* TASK GOAL
Copy every line with the string "lasso" in it.

(Stored items)
################
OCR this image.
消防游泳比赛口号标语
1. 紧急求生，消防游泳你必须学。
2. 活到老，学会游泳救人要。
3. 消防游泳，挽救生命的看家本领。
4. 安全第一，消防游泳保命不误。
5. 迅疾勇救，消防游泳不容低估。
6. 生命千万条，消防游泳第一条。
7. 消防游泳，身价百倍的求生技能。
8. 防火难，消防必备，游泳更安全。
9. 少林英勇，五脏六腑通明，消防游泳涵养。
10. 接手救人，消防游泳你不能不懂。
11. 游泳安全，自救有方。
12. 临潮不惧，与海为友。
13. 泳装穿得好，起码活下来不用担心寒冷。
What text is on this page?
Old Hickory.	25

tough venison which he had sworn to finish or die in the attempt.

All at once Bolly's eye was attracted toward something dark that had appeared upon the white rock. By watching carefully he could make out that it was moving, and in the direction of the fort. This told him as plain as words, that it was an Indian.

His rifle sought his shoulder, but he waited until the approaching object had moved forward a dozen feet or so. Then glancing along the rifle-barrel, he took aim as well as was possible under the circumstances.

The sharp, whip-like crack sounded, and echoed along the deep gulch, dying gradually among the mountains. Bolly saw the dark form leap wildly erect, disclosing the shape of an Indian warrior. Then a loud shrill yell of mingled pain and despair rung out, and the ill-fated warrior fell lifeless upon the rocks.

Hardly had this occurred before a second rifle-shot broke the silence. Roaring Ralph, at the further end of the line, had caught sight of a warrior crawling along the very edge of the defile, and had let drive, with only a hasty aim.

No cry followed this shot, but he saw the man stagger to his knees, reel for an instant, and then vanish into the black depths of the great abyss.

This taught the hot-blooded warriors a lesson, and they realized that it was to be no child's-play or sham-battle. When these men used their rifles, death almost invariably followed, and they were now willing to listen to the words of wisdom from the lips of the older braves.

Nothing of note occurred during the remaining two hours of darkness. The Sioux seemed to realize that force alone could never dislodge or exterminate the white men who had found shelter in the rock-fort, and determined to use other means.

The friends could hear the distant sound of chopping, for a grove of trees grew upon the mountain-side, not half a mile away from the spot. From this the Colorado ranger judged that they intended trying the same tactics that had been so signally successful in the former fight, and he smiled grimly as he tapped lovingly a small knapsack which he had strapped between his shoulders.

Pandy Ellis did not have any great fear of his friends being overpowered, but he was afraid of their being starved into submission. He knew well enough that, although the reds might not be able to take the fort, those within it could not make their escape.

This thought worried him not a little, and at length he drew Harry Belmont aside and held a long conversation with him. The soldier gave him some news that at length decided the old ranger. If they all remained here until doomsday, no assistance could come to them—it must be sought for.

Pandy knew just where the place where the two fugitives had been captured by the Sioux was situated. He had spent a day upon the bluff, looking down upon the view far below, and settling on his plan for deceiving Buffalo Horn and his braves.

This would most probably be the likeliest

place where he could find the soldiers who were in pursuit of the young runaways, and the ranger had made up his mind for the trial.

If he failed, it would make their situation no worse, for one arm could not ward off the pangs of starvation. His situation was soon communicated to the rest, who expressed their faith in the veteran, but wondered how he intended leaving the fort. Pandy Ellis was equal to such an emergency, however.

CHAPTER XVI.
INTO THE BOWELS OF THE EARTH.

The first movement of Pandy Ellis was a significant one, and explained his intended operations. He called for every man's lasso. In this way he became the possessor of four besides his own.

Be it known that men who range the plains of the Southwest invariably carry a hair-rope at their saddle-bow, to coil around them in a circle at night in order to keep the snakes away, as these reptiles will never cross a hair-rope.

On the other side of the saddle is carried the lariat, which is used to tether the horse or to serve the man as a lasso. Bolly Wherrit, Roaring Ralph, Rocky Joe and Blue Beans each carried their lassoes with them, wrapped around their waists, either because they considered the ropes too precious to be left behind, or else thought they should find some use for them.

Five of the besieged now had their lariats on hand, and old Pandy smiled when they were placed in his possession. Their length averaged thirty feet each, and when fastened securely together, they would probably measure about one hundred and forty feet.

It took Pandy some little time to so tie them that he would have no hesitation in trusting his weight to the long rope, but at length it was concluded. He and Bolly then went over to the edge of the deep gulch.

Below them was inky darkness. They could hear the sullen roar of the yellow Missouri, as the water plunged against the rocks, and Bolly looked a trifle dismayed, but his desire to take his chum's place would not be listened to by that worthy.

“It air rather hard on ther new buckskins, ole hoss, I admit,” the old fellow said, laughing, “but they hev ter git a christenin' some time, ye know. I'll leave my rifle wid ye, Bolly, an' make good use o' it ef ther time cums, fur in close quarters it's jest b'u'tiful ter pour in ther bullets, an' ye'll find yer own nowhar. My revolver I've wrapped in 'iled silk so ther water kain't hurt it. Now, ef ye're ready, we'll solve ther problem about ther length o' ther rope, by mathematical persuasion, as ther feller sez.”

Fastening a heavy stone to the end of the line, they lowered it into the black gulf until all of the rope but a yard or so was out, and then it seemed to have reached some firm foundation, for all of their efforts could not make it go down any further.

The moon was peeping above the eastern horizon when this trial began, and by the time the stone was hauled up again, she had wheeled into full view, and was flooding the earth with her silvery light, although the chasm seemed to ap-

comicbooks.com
################
* WRITTEN RESPONSE
The first movement of Pandy Ellis was a significant one, and explained his intended operations. He called for every man's lasso. In this way he became the possessor of four besides his own.
On the other side of the saddle is carried the lariat, which is used to tether the horse or to serve the man as a lasso. Bolly Wherrit, Roaring Ralph, Rocky Joe and Blue Beans each carried their lassoes with them, wrapped around their waists, either because they considered the ropes too precious to be left behind, or else thought they should find some use for them.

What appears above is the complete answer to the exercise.